**Given problem**
In your copy, repeat the records exactly and leave out the pictures.

Entries with figure data:
** start **
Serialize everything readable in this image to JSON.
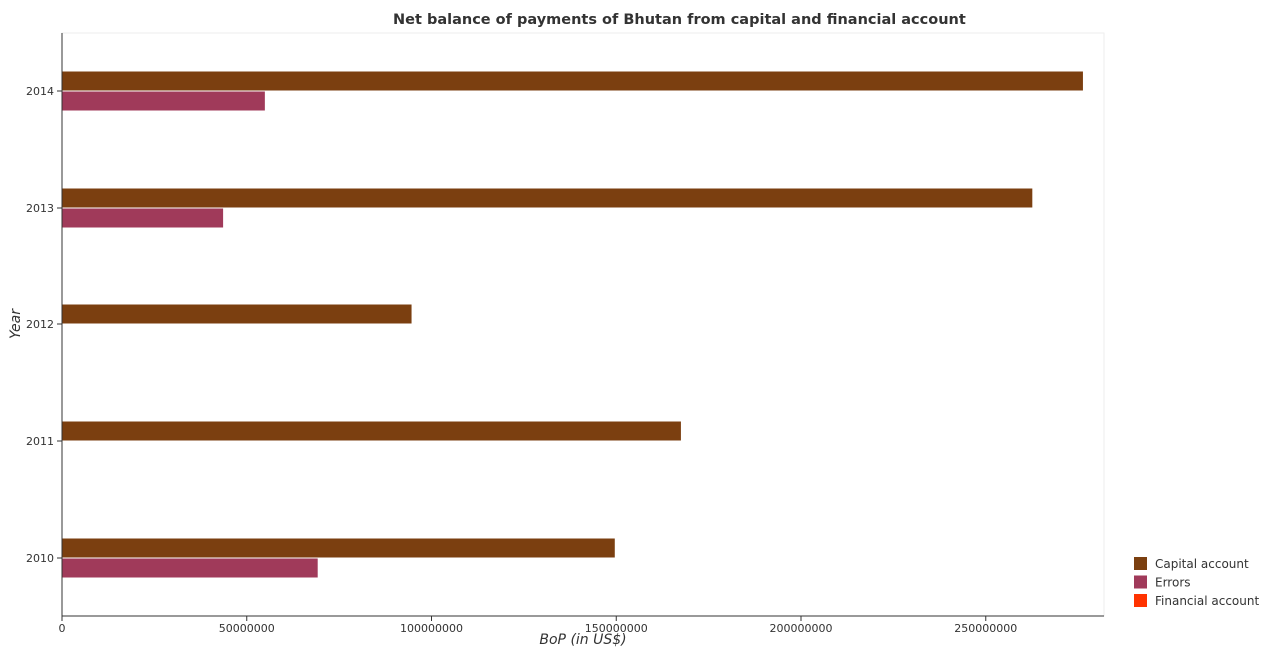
{
  "chart_data": {
    "type": "bar",
    "orientation": "horizontal",
    "title": "Net balance of payments of Bhutan from capital and financial account",
    "xlabel": "BoP (in US$)",
    "ylabel": "Year",
    "categories": [
      "2010",
      "2011",
      "2012",
      "2013",
      "2014"
    ],
    "series": [
      {
        "name": "Capital account",
        "color": "#7b3f10",
        "values": [
          149600000,
          167500000,
          94600000,
          262600000,
          276300000
        ]
      },
      {
        "name": "Errors",
        "color": "#a03a5a",
        "values": [
          69200000,
          0,
          0,
          43600000,
          54900000
        ]
      },
      {
        "name": "Financial account",
        "color": "#ff3300",
        "values": [
          0,
          0,
          0,
          0,
          0
        ]
      }
    ],
    "xlim": [
      0,
      282000000
    ],
    "xticks": [
      0,
      50000000,
      100000000,
      150000000,
      200000000,
      250000000
    ],
    "xtick_labels": [
      "0",
      "50000000",
      "100000000",
      "150000000",
      "200000000",
      "250000000"
    ],
    "legend_position": "bottom-right",
    "grid": false
  }
}
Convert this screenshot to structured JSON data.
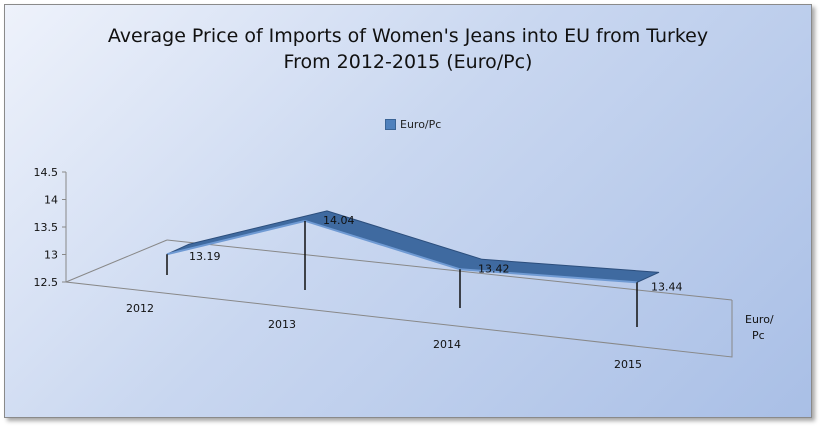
{
  "chart_data": {
    "type": "area",
    "title": [
      "Average Price of Imports of Women's Jeans into EU from Turkey",
      "From 2012-2015  (Euro/Pc)"
    ],
    "categories": [
      "2012",
      "2013",
      "2014",
      "2015"
    ],
    "series": [
      {
        "name": "Euro/Pc",
        "values": [
          13.19,
          14.04,
          13.42,
          13.44
        ],
        "color": "#4f81bd"
      }
    ],
    "data_labels": [
      "13.19",
      "14.04",
      "13.42",
      "13.44"
    ],
    "y_ticks": [
      "12.5",
      "13",
      "13.5",
      "14",
      "14.5"
    ],
    "ylim": [
      12.5,
      14.5
    ],
    "depth_axis_label": [
      "Euro/",
      "Pc"
    ],
    "legend_position": "top",
    "grid": false,
    "style": "3d-ribbon"
  }
}
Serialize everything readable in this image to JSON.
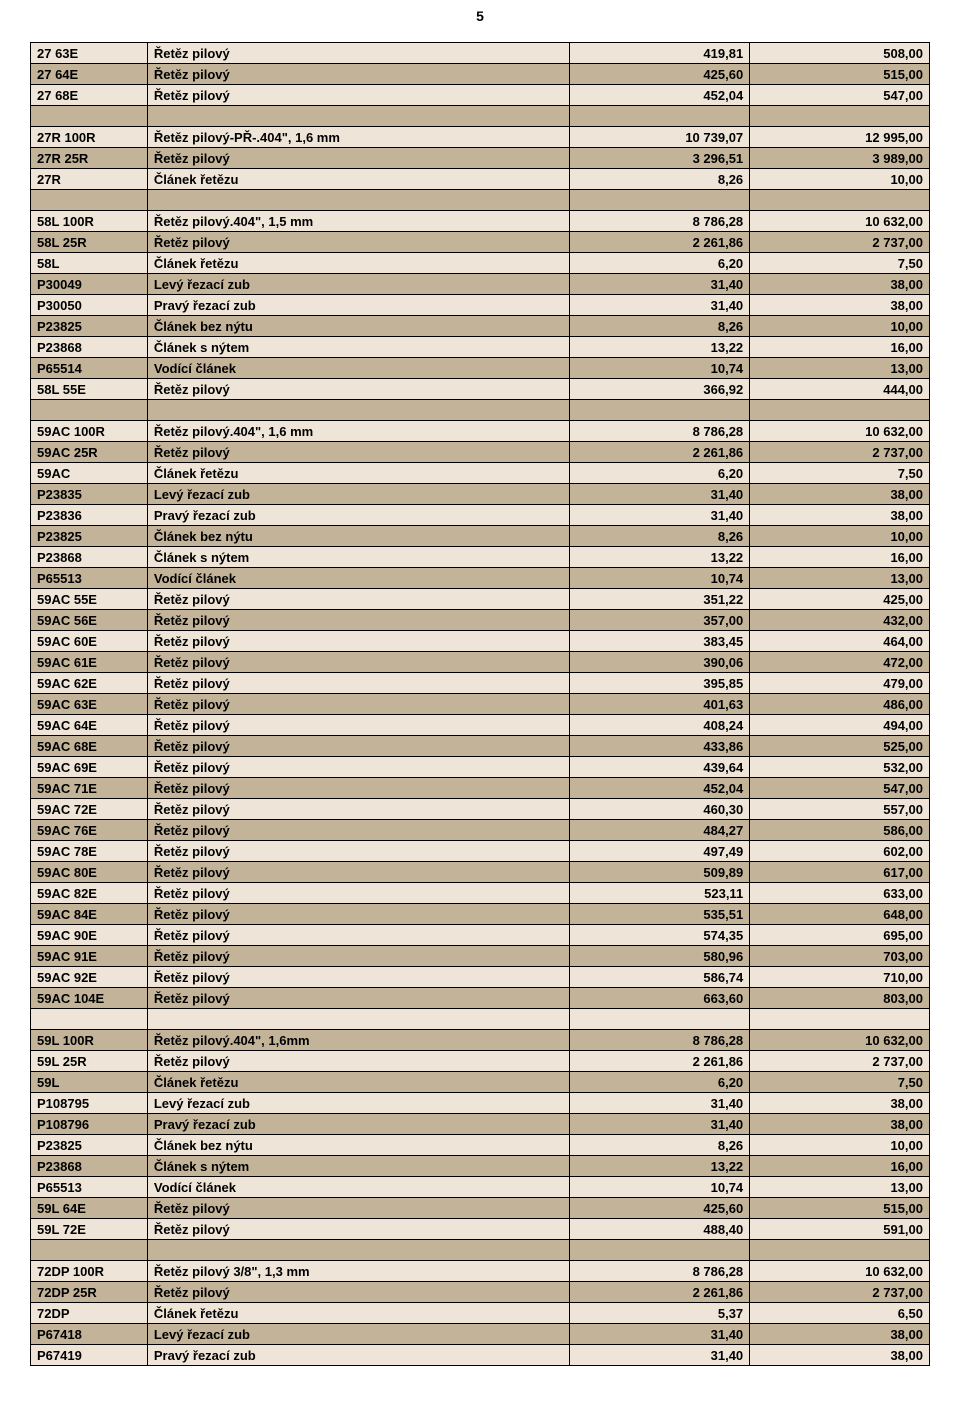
** end **
**Result of this task**
Serialize everything readable in this image to JSON.
{
  "chart_data": {
    "type": "bar",
    "orientation": "horizontal",
    "title": "Net balance of payments of Bhutan from capital and financial account",
    "xlabel": "BoP (in US$)",
    "ylabel": "Year",
    "categories": [
      "2010",
      "2011",
      "2012",
      "2013",
      "2014"
    ],
    "series": [
      {
        "name": "Capital account",
        "color": "#7b3f10",
        "values": [
          149600000,
          167500000,
          94600000,
          262600000,
          276300000
        ]
      },
      {
        "name": "Errors",
        "color": "#a03a5a",
        "values": [
          69200000,
          0,
          0,
          43600000,
          54900000
        ]
      },
      {
        "name": "Financial account",
        "color": "#ff3300",
        "values": [
          0,
          0,
          0,
          0,
          0
        ]
      }
    ],
    "xlim": [
      0,
      282000000
    ],
    "xticks": [
      0,
      50000000,
      100000000,
      150000000,
      200000000,
      250000000
    ],
    "xtick_labels": [
      "0",
      "50000000",
      "100000000",
      "150000000",
      "200000000",
      "250000000"
    ],
    "legend_position": "bottom-right",
    "grid": false
  }
}
Convert this screenshot to structured JSON data.
{
  "chart_data": {
    "type": "area",
    "title": [
      "Average Price of Imports of Women's Jeans into EU from Turkey",
      "From 2012-2015  (Euro/Pc)"
    ],
    "categories": [
      "2012",
      "2013",
      "2014",
      "2015"
    ],
    "series": [
      {
        "name": "Euro/Pc",
        "values": [
          13.19,
          14.04,
          13.42,
          13.44
        ],
        "color": "#4f81bd"
      }
    ],
    "data_labels": [
      "13.19",
      "14.04",
      "13.42",
      "13.44"
    ],
    "y_ticks": [
      "12.5",
      "13",
      "13.5",
      "14",
      "14.5"
    ],
    "ylim": [
      12.5,
      14.5
    ],
    "depth_axis_label": [
      "Euro/",
      "Pc"
    ],
    "legend_position": "top",
    "grid": false,
    "style": "3d-ribbon"
  }
}
Serialize everything readable in this image to JSON.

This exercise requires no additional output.